Goal of the exercise: Reproduce every entry that follows word for word, but omit the images.

Supplied records:
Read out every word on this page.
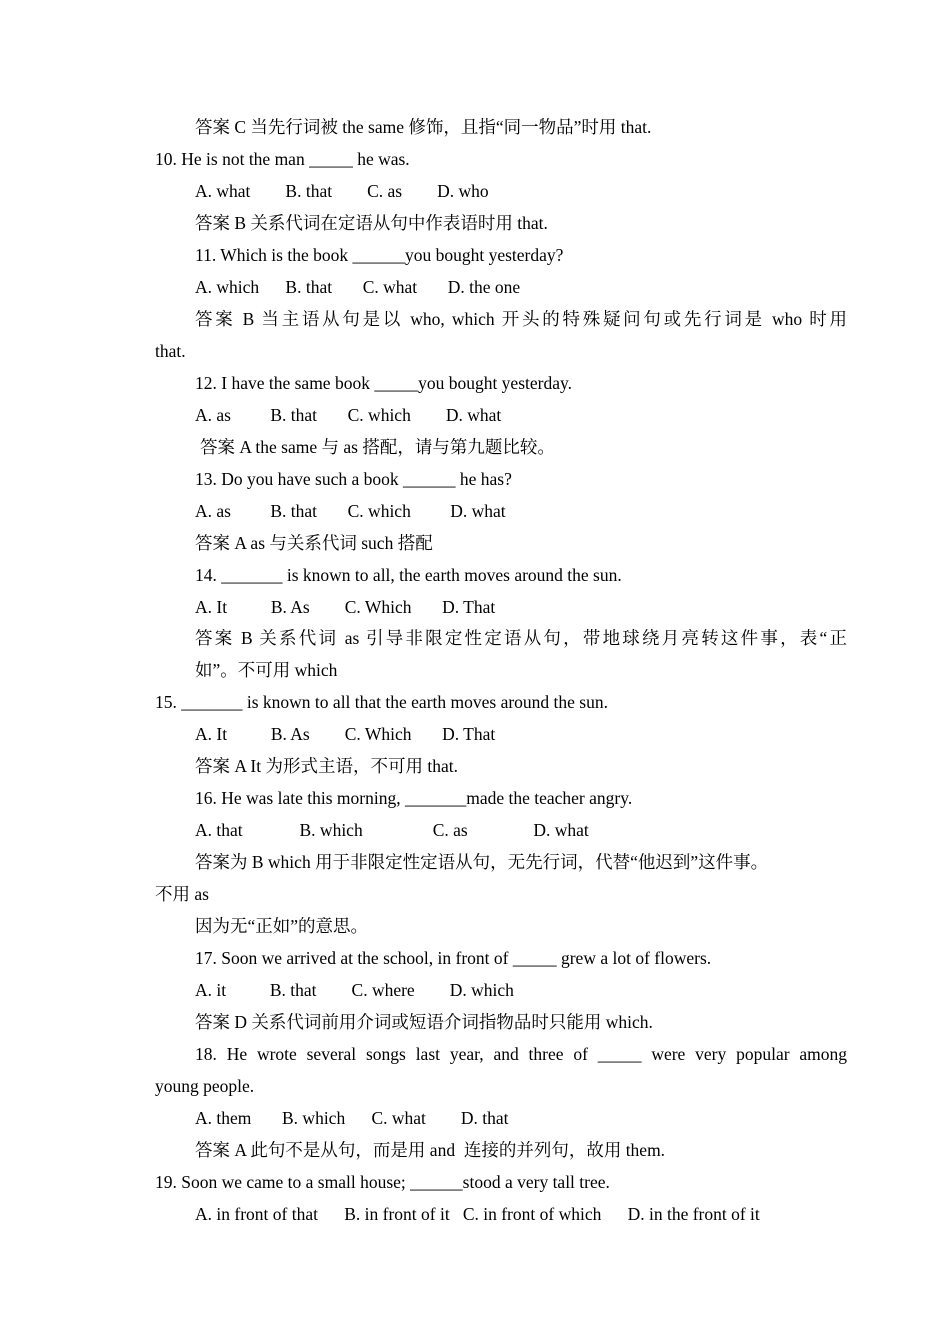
答案 C 当先行词被 the same 修饰，且指“同一物品”时用 that.
10. He is not the man _____ he was.
A. what        B. that        C. as        D. who
答案 B 关系代词在定语从句中作表语时用 that.
11. Which is the book ______you bought yesterday?
A. which      B. that       C. what       D. the one
答案 B 当主语从句是以 who, which 开头的特殊疑问句或先行词是 who 时用
that.
12. I have the same book _____you bought yesterday.
A. as         B. that       C. which        D. what
答案 A the same 与 as 搭配，请与第九题比较。
13. Do you have such a book ______ he has?
A. as         B. that       C. which         D. what
答案 A as 与关系代词 such 搭配
14. _______ is known to all, the earth moves around the sun.
A. It          B. As        C. Which       D. That
答案 B 关系代词 as 引导非限定性定语从句，带地球绕月亮转这件事，表“正
如”。不可用 which
15. _______ is known to all that the earth moves around the sun.
A. It          B. As        C. Which       D. That
答案 A It 为形式主语，不可用 that.
16. He was late this morning, _______made the teacher angry.
A. that             B. which                C. as               D. what
答案为 B which 用于非限定性定语从句，无先行词，代替“他迟到”这件事。
不用 as
因为无“正如”的意思。
17. Soon we arrived at the school, in front of _____ grew a lot of flowers.
A. it          B. that        C. where        D. which
答案 D 关系代词前用介词或短语介词指物品时只能用 which.
18. He wrote several songs last year, and three of _____ were very popular among
young people.
A. them       B. which      C. what        D. that
答案 A 此句不是从句，而是用 and  连接的并列句，故用 them.
19. Soon we came to a small house; ______stood a very tall tree.
A. in front of that      B. in front of it   C. in front of which      D. in the front of it
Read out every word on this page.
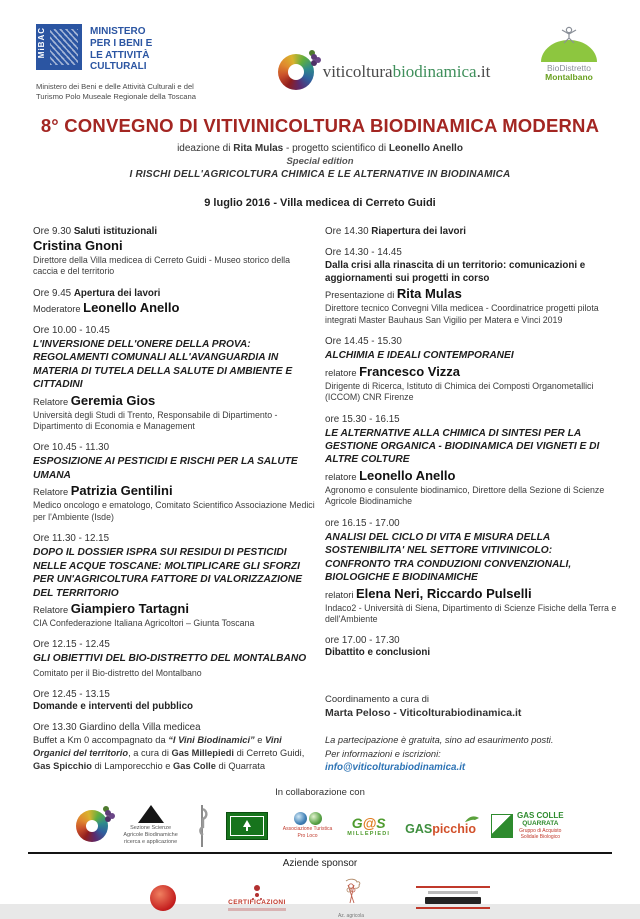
MiBAC	MINISTERO
PER I BENI E
LE ATTIVITÀ
CULTURALI
Ministero dei Beni e delle Attività Culturali e del Turismo Polo Museale Regionale della Toscana
viticolturabiodinamica.it	BioDistretto
Montalbano
8° CONVEGNO DI VITIVINICOLTURA BIODINAMICA MODERNA
ideazione di Rita Mulas - progetto scientifico di Leonello Anello
Special edition
I RISCHI DELL'AGRICOLTURA CHIMICA E LE ALTERNATIVE IN BIODINAMICA
9 luglio 2016 - Villa medicea di Cerreto Guidi
Ore 9.30 Saluti istituzionali
Cristina Gnoni
Direttore della Villa medicea di Cerreto Guidi - Museo storico della caccia e del territorio
Ore 9.45 Apertura dei lavori
Moderatore Leonello Anello
Ore 10.00 - 10.45
L'INVERSIONE DELL'ONERE DELLA PROVA: REGOLAMENTI COMUNALI ALL'AVANGUARDIA IN MATERIA DI TUTELA DELLA SALUTE DI AMBIENTE E CITTADINI
Relatore Geremia Gios
Università degli Studi di Trento, Responsabile di Dipartimento - Dipartimento di Economia e Management
Ore 10.45 - 11.30
ESPOSIZIONE AI PESTICIDI E RISCHI PER LA SALUTE UMANA
Relatore Patrizia Gentilini
Medico oncologo e ematologo, Comitato Scientifico Associazione Medici per l'Ambiente (Isde)
Ore 11.30 - 12.15
DOPO IL DOSSIER ISPRA SUI RESIDUI DI PESTICIDI NELLE ACQUE TOSCANE: MOLTIPLICARE GLI SFORZI PER UN'AGRICOLTURA FATTORE DI VALORIZZAZIONE DEL TERRITORIO
Relatore Giampiero Tartagni
CIA Confederazione Italiana Agricoltori – Giunta Toscana
Ore 12.15 - 12.45
GLI OBIETTIVI DEL BIO-DISTRETTO DEL MONTALBANO
Comitato per il Bio-distretto del Montalbano
Ore 12.45 - 13.15
Domande e interventi del pubblico
Ore 13.30 Giardino della Villa medicea
Buffet a Km 0 accompagnato da “I Vini Biodinamici” e Vini Organici del territorio, a cura di Gas Millepiedi di Cerreto Guidi, Gas Spicchio di Lamporecchio e Gas Colle di Quarrata
Ore 14.30 Riapertura dei lavori
Ore 14.30 - 14.45
Dalla crisi alla rinascita di un territorio: comunicazioni e aggiornamenti sui progetti in corso
Presentazione di Rita Mulas
Direttore tecnico Convegni Villa medicea - Coordinatrice progetti pilota integrati Master Bauhaus San Vigilio per Matera e Vinci 2019
Ore 14.45 - 15.30
ALCHIMIA E IDEALI CONTEMPORANEI
relatore Francesco Vizza
Dirigente di Ricerca, Istituto di Chimica dei Composti Organometallici (ICCOM) CNR Firenze
ore 15.30 - 16.15
LE ALTERNATIVE ALLA CHIMICA DI SINTESI PER LA GESTIONE ORGANICA - BIODINAMICA DEI VIGNETI E DI ALTRE COLTURE
relatore Leonello Anello
Agronomo e consulente biodinamico, Direttore della Sezione di Scienze Agricole Biodinamiche
ore 16.15 - 17.00
ANALISI DEL CICLO DI VITA E MISURA DELLA SOSTENIBILITA' NEL SETTORE VITIVINICOLO: CONFRONTO TRA CONDUZIONI CONVENZIONALI, BIOLOGICHE E BIODINAMICHE
relatori Elena Neri, Riccardo Pulselli
Indaco2 - Università di Siena, Dipartimento di Scienze Fisiche della Terra e dell'Ambiente
ore 17.00 - 17.30
Dibattito e conclusioni
Coordinamento a cura di
Marta Peloso - Viticolturabiodinamica.it
La partecipazione è gratuita, sino ad esaurimento posti.
Per informazioni e iscrizioni:
info@viticolturabiodinamica.it
In collaborazione con
Sezione Scienze
Agricole Biodinamiche
ricerca e applicazione
Associazione Turistica
Pro Loco
G@S
MILLEPIEDI GASpicchio
GAS COLLE
QUARRATA
Gruppo di Acquisto
Solidale Biologico
Aziende sponsor
CERTIFICAZIONI
Az. agricola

Output below:
Read out every word on this page.
答案 C 当先行词被 the same 修饰，且指“同一物品”时用 that.
10. He is not the man _____ he was.
A. what        B. that        C. as        D. who
答案 B 关系代词在定语从句中作表语时用 that.
11. Which is the book ______you bought yesterday?
A. which      B. that       C. what       D. the one
答案 B 当主语从句是以 who, which 开头的特殊疑问句或先行词是 who 时用
that.
12. I have the same book _____you bought yesterday.
A. as         B. that       C. which        D. what
答案 A the same 与 as 搭配，请与第九题比较。
13. Do you have such a book ______ he has?
A. as         B. that       C. which         D. what
答案 A as 与关系代词 such 搭配
14. _______ is known to all, the earth moves around the sun.
A. It          B. As        C. Which       D. That
答案 B 关系代词 as 引导非限定性定语从句，带地球绕月亮转这件事，表“正
如”。不可用 which
15. _______ is known to all that the earth moves around the sun.
A. It          B. As        C. Which       D. That
答案 A It 为形式主语，不可用 that.
16. He was late this morning, _______made the teacher angry.
A. that             B. which                C. as               D. what
答案为 B which 用于非限定性定语从句，无先行词，代替“他迟到”这件事。
不用 as
因为无“正如”的意思。
17. Soon we arrived at the school, in front of _____ grew a lot of flowers.
A. it          B. that        C. where        D. which
答案 D 关系代词前用介词或短语介词指物品时只能用 which.
18. He wrote several songs last year, and three of _____ were very popular among
young people.
A. them       B. which      C. what        D. that
答案 A 此句不是从句，而是用 and  连接的并列句，故用 them.
19. Soon we came to a small house; ______stood a very tall tree.
A. in front of that      B. in front of it   C. in front of which      D. in the front of it
Read out every word on this page.
MiBAC	MINISTERO
PER I BENI E
LE ATTIVITÀ
CULTURALI
Ministero dei Beni e delle Attività Culturali e del Turismo Polo Museale Regionale della Toscana
viticolturabiodinamica.it	BioDistretto
Montalbano
8° CONVEGNO DI VITIVINICOLTURA BIODINAMICA MODERNA
ideazione di Rita Mulas - progetto scientifico di Leonello Anello
Special edition
I RISCHI DELL'AGRICOLTURA CHIMICA E LE ALTERNATIVE IN BIODINAMICA
9 luglio 2016 - Villa medicea di Cerreto Guidi
Ore 9.30 Saluti istituzionali
Cristina Gnoni
Direttore della Villa medicea di Cerreto Guidi - Museo storico della caccia e del territorio
Ore 9.45 Apertura dei lavori
Moderatore Leonello Anello
Ore 10.00 - 10.45
L'INVERSIONE DELL'ONERE DELLA PROVA: REGOLAMENTI COMUNALI ALL'AVANGUARDIA IN MATERIA DI TUTELA DELLA SALUTE DI AMBIENTE E CITTADINI
Relatore Geremia Gios
Università degli Studi di Trento, Responsabile di Dipartimento - Dipartimento di Economia e Management
Ore 10.45 - 11.30
ESPOSIZIONE AI PESTICIDI E RISCHI PER LA SALUTE UMANA
Relatore Patrizia Gentilini
Medico oncologo e ematologo, Comitato Scientifico Associazione Medici per l'Ambiente (Isde)
Ore 11.30 - 12.15
DOPO IL DOSSIER ISPRA SUI RESIDUI DI PESTICIDI NELLE ACQUE TOSCANE: MOLTIPLICARE GLI SFORZI PER UN'AGRICOLTURA FATTORE DI VALORIZZAZIONE DEL TERRITORIO
Relatore Giampiero Tartagni
CIA Confederazione Italiana Agricoltori – Giunta Toscana
Ore 12.15 - 12.45
GLI OBIETTIVI DEL BIO-DISTRETTO DEL MONTALBANO
Comitato per il Bio-distretto del Montalbano
Ore 12.45 - 13.15
Domande e interventi del pubblico
Ore 13.30 Giardino della Villa medicea
Buffet a Km 0 accompagnato da “I Vini Biodinamici” e Vini Organici del territorio, a cura di Gas Millepiedi di Cerreto Guidi, Gas Spicchio di Lamporecchio e Gas Colle di Quarrata
Ore 14.30 Riapertura dei lavori
Ore 14.30 - 14.45
Dalla crisi alla rinascita di un territorio: comunicazioni e aggiornamenti sui progetti in corso
Presentazione di Rita Mulas
Direttore tecnico Convegni Villa medicea - Coordinatrice progetti pilota integrati Master Bauhaus San Vigilio per Matera e Vinci 2019
Ore 14.45 - 15.30
ALCHIMIA E IDEALI CONTEMPORANEI
relatore Francesco Vizza
Dirigente di Ricerca, Istituto di Chimica dei Composti Organometallici (ICCOM) CNR Firenze
ore 15.30 - 16.15
LE ALTERNATIVE ALLA CHIMICA DI SINTESI PER LA GESTIONE ORGANICA - BIODINAMICA DEI VIGNETI E DI ALTRE COLTURE
relatore Leonello Anello
Agronomo e consulente biodinamico, Direttore della Sezione di Scienze Agricole Biodinamiche
ore 16.15 - 17.00
ANALISI DEL CICLO DI VITA E MISURA DELLA SOSTENIBILITA' NEL SETTORE VITIVINICOLO: CONFRONTO TRA CONDUZIONI CONVENZIONALI, BIOLOGICHE E BIODINAMICHE
relatori Elena Neri, Riccardo Pulselli
Indaco2 - Università di Siena, Dipartimento di Scienze Fisiche della Terra e dell'Ambiente
ore 17.00 - 17.30
Dibattito e conclusioni
Coordinamento a cura di
Marta Peloso - Viticolturabiodinamica.it
La partecipazione è gratuita, sino ad esaurimento posti.
Per informazioni e iscrizioni:
info@viticolturabiodinamica.it
In collaborazione con
Sezione Scienze
Agricole Biodinamiche
ricerca e applicazione
Associazione Turistica
Pro Loco
G@S
MILLEPIEDI GASpicchio
GAS COLLE
QUARRATA
Gruppo di Acquisto
Solidale Biologico
Aziende sponsor
CERTIFICAZIONI
Az. agricola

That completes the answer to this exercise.